Work out how many lines hold the string "stránek". Give that number and nothing more.
== Input material
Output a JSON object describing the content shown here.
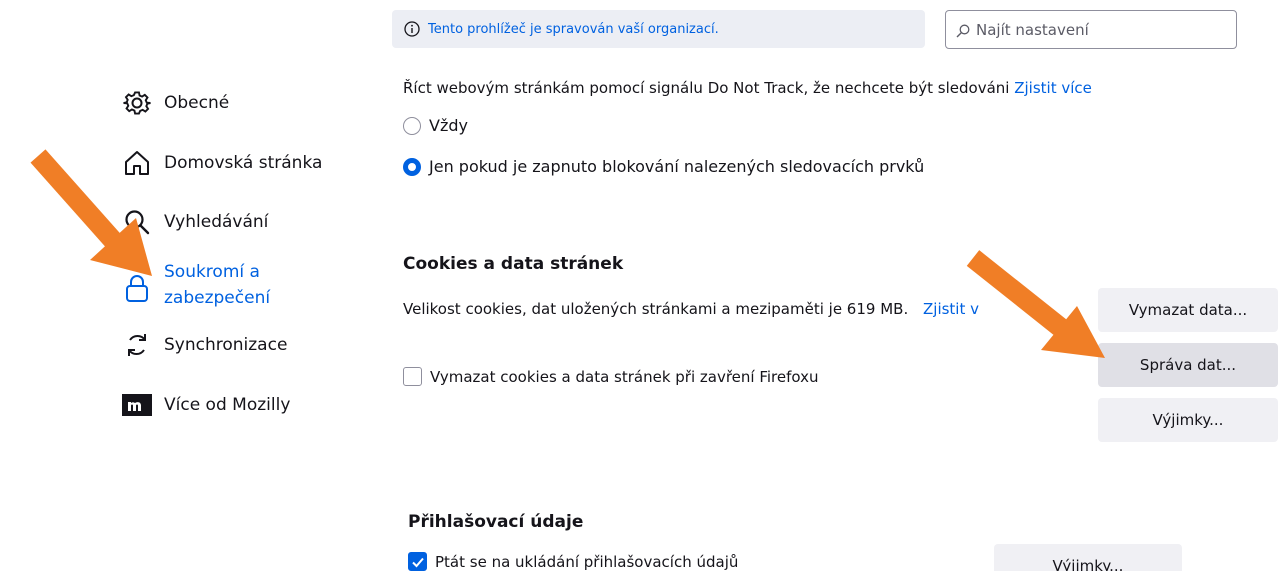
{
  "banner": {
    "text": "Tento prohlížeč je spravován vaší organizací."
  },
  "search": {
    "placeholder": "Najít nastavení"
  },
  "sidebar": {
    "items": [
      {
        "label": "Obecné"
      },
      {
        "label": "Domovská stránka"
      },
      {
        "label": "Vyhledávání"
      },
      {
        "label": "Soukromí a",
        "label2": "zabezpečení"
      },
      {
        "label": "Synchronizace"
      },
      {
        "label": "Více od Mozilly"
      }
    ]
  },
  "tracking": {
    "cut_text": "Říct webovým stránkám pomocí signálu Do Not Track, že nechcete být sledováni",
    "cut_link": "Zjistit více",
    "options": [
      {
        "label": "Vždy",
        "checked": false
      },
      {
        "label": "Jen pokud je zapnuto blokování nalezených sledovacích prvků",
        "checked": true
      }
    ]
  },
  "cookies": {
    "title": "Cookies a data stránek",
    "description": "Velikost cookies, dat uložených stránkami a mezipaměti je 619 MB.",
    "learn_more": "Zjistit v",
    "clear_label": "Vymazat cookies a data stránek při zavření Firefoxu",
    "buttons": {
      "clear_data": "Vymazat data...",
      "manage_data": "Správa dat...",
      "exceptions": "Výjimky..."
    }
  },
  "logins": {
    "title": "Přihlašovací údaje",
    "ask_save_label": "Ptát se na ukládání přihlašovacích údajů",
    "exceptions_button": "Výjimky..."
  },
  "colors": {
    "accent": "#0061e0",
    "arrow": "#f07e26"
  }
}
====
== Input material
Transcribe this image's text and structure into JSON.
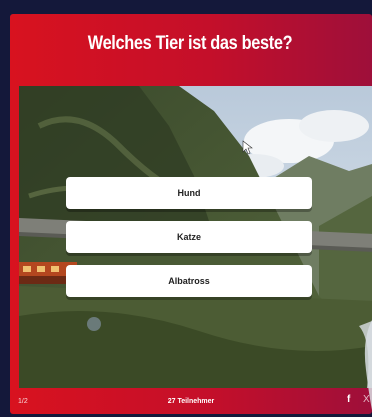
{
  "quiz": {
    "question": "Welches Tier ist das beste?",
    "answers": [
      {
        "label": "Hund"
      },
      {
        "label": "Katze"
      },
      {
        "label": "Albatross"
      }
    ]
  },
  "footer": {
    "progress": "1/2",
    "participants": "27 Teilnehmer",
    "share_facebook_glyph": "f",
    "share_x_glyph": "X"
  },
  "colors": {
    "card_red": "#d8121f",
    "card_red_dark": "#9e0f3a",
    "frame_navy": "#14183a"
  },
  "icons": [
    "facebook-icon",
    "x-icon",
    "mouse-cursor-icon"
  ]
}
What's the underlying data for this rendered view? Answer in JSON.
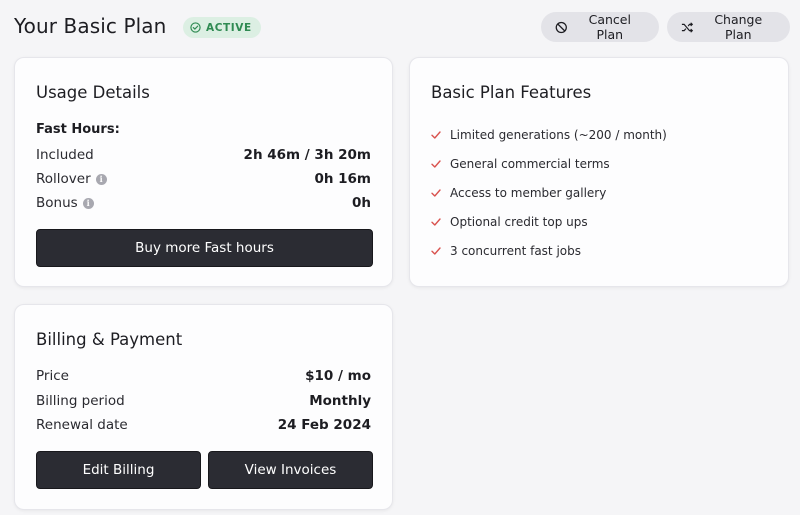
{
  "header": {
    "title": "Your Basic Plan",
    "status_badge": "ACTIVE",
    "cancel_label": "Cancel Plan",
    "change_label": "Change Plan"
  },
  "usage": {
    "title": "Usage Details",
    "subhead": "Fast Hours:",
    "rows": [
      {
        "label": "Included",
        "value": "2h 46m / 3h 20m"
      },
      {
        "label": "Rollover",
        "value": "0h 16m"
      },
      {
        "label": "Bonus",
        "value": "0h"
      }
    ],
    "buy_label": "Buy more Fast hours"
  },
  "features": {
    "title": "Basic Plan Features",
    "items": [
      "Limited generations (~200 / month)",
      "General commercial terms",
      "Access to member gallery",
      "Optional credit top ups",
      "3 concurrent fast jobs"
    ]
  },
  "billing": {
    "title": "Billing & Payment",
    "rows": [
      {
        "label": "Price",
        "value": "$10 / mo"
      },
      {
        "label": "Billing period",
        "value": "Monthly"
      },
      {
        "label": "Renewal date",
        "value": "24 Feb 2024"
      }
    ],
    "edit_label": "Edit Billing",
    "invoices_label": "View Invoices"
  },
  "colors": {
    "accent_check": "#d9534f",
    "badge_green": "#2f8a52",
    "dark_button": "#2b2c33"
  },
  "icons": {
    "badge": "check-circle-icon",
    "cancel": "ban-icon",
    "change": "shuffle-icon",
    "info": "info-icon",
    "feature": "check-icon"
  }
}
====
Solution
2